Dataset rows
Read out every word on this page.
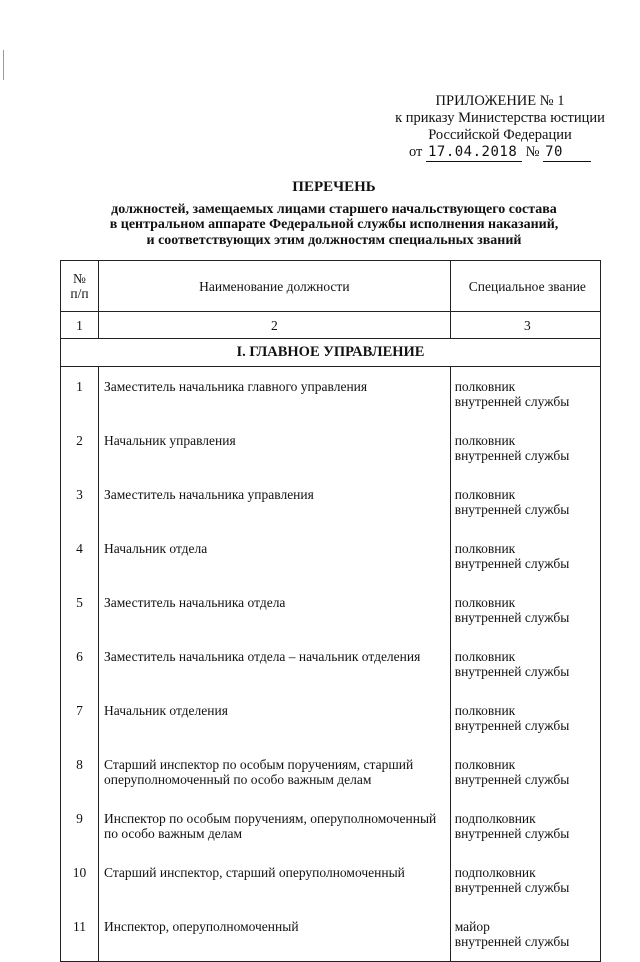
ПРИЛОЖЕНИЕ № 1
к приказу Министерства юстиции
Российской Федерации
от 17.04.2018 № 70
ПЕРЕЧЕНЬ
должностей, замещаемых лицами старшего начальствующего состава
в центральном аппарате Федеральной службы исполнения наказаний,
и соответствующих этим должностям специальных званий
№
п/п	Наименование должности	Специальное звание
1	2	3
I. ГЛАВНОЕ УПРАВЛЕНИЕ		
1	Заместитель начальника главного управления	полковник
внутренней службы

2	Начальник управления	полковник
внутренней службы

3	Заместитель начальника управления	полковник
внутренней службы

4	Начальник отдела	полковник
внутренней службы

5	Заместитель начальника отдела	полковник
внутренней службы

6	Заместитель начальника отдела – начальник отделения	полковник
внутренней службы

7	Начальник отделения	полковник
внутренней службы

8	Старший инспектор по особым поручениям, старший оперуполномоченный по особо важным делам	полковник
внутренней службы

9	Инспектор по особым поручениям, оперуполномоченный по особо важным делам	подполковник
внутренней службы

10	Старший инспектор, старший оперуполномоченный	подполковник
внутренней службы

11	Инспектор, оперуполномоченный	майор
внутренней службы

* [Problem to work on]: Each line of the material must be retyped exactly, except that images are omitted.

* [Exercise response]:
Read out every word on this page.
ПРИЛОЖЕНИЕ № 1
к приказу Министерства юстиции
Российской Федерации
от 17.04.2018 № 70
ПЕРЕЧЕНЬ
должностей, замещаемых лицами старшего начальствующего состава
в центральном аппарате Федеральной службы исполнения наказаний,
и соответствующих этим должностям специальных званий
№
п/п	Наименование должности	Специальное звание
1	2	3
I. ГЛАВНОЕ УПРАВЛЕНИЕ		
1	Заместитель начальника главного управления	полковник
внутренней службы

2	Начальник управления	полковник
внутренней службы

3	Заместитель начальника управления	полковник
внутренней службы

4	Начальник отдела	полковник
внутренней службы

5	Заместитель начальника отдела	полковник
внутренней службы

6	Заместитель начальника отдела – начальник отделения	полковник
внутренней службы

7	Начальник отделения	полковник
внутренней службы

8	Старший инспектор по особым поручениям, старший оперуполномоченный по особо важным делам	полковник
внутренней службы

9	Инспектор по особым поручениям, оперуполномоченный по особо важным делам	подполковник
внутренней службы

10	Старший инспектор, старший оперуполномоченный	подполковник
внутренней службы

11	Инспектор, оперуполномоченный	майор
внутренней службы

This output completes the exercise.